*Written task*: Find every line in the records below that holds the word "Quick", and copy each one.
---- Exercise material
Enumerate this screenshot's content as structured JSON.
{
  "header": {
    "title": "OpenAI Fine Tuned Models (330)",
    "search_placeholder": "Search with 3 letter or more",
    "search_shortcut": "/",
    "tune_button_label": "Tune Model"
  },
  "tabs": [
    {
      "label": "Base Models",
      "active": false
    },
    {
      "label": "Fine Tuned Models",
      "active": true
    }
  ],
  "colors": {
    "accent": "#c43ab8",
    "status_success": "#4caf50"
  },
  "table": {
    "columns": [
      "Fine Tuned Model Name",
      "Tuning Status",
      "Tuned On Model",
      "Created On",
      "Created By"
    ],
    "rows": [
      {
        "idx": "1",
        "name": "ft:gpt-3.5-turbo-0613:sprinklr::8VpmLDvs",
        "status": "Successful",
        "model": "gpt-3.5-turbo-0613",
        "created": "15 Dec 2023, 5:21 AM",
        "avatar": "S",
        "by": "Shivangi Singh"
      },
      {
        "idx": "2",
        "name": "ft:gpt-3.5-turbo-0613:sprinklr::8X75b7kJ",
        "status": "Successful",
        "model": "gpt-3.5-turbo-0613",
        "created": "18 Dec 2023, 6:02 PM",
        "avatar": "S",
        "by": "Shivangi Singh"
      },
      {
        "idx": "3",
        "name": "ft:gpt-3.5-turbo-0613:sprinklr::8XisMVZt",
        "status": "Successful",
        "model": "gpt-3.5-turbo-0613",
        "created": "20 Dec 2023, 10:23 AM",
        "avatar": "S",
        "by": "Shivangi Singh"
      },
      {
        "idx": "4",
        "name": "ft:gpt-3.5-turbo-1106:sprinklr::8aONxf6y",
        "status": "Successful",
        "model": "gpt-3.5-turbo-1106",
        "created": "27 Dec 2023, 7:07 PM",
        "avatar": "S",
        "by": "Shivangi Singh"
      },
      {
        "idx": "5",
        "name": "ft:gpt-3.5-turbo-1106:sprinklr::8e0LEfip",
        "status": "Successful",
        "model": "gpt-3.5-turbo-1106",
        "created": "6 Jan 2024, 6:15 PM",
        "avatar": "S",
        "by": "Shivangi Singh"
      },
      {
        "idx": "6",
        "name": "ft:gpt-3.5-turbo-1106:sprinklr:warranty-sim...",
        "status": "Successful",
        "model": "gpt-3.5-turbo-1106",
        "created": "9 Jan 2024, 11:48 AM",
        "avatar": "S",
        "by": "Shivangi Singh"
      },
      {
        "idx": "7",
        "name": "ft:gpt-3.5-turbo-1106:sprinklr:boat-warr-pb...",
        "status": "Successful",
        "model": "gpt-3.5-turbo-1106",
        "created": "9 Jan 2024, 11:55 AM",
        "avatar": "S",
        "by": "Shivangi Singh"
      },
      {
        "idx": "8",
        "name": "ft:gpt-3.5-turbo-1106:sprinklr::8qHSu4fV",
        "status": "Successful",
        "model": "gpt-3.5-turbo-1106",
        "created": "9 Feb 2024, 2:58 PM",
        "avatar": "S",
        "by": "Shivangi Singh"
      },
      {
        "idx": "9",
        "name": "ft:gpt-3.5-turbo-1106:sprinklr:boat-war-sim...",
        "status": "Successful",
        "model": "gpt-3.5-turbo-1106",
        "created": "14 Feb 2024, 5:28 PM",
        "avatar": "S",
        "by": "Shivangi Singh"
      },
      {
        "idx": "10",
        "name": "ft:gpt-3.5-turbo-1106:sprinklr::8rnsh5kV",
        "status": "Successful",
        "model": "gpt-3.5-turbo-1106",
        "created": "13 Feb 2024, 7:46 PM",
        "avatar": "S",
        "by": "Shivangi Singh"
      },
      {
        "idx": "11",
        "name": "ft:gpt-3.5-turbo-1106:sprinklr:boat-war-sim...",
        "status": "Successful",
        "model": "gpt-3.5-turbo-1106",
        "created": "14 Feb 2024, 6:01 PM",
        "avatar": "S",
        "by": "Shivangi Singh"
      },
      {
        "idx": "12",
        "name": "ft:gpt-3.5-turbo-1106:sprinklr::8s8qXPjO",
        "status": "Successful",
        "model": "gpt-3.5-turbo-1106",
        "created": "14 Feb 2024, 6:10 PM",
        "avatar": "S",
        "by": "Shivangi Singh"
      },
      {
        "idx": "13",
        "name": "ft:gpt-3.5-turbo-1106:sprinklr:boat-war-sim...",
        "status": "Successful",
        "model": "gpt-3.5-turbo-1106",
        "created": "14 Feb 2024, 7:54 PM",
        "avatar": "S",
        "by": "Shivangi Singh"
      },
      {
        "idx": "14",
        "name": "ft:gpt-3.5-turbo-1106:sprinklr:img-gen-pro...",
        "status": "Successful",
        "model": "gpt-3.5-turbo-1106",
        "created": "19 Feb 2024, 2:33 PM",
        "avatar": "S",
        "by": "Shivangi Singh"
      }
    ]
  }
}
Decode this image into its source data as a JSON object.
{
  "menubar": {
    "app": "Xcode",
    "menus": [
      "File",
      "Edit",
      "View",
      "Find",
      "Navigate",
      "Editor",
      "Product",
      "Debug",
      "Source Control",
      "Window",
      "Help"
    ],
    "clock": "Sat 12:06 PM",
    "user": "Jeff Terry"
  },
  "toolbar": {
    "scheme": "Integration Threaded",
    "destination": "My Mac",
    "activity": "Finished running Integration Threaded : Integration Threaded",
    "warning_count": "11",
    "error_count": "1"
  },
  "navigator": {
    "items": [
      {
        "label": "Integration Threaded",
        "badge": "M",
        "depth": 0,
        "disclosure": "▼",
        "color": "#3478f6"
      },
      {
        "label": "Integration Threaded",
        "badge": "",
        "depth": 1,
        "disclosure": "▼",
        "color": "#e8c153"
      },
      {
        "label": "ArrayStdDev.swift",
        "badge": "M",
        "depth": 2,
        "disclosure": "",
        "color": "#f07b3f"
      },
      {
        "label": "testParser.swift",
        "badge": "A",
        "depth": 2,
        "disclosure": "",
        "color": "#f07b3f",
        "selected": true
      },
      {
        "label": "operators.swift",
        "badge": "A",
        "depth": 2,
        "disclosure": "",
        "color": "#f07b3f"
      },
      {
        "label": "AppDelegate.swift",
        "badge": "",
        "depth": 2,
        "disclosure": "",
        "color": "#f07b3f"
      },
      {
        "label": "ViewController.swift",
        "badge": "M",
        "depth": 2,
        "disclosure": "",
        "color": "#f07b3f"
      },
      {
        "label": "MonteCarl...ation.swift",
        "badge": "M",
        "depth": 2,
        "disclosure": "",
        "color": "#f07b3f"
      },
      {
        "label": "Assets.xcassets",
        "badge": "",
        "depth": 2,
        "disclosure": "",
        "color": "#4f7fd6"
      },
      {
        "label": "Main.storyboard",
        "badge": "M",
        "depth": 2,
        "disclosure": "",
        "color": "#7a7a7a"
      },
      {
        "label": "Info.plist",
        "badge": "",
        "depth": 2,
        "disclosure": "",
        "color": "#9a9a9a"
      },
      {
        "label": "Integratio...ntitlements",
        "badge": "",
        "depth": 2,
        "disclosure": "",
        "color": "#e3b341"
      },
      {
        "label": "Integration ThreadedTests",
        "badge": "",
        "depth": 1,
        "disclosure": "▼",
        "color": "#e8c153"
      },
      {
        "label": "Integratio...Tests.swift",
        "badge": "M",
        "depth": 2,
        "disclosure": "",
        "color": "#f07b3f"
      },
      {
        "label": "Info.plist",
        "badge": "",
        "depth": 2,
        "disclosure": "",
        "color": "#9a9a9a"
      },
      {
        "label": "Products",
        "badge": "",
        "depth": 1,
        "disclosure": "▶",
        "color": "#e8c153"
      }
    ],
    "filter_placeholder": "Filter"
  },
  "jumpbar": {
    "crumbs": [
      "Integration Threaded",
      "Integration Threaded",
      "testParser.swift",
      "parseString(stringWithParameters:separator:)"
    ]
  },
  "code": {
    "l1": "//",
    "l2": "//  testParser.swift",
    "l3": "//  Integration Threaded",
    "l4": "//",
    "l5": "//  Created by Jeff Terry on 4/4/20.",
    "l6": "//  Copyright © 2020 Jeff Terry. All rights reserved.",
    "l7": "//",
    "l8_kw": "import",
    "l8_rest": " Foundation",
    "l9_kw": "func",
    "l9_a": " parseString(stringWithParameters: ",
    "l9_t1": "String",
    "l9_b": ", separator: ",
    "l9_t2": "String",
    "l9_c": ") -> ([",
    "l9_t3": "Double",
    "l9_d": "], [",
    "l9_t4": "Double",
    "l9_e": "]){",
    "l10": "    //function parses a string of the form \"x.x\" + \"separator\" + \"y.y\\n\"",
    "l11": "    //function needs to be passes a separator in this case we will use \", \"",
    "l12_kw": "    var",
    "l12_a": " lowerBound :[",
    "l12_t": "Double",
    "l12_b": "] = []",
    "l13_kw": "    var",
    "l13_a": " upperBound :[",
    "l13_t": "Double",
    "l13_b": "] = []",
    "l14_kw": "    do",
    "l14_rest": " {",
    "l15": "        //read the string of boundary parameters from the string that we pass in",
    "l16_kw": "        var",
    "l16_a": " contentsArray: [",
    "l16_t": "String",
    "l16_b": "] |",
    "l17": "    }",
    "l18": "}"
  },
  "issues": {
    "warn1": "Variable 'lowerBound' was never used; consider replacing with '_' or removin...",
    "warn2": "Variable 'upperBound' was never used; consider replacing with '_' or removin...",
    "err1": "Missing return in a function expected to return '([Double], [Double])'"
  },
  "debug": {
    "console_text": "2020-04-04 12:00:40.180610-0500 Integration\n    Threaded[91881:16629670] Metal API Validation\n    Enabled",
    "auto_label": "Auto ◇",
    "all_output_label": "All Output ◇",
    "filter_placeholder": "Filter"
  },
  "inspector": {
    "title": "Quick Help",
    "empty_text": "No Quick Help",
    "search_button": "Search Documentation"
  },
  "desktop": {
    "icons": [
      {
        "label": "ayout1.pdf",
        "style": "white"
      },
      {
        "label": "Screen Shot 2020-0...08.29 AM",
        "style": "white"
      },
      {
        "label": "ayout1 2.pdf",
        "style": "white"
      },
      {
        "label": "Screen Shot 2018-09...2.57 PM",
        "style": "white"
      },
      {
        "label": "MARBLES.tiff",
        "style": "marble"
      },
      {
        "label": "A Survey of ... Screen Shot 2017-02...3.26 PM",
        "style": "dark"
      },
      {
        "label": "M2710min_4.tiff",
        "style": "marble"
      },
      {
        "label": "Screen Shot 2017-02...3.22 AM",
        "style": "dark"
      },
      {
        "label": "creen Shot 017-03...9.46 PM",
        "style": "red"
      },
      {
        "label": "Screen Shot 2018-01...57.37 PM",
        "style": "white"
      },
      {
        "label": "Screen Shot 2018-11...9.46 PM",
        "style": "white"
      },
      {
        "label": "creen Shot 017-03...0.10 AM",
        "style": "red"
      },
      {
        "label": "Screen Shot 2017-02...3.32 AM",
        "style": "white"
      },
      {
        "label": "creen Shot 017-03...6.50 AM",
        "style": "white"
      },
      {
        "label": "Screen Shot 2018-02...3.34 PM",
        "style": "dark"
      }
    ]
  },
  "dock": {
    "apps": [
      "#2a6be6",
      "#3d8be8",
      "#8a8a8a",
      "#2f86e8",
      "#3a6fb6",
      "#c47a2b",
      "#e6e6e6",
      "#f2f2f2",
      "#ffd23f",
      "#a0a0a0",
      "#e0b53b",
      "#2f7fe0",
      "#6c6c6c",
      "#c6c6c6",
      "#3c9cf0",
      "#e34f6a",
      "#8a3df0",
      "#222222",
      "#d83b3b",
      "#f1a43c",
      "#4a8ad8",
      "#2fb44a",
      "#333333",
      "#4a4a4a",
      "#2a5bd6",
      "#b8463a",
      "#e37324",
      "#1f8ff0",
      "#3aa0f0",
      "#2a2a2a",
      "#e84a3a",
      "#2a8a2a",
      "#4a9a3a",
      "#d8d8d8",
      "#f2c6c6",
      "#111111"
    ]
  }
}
--------
*Solution*:
    "title": "Quick Help",
    "empty_text": "No Quick Help",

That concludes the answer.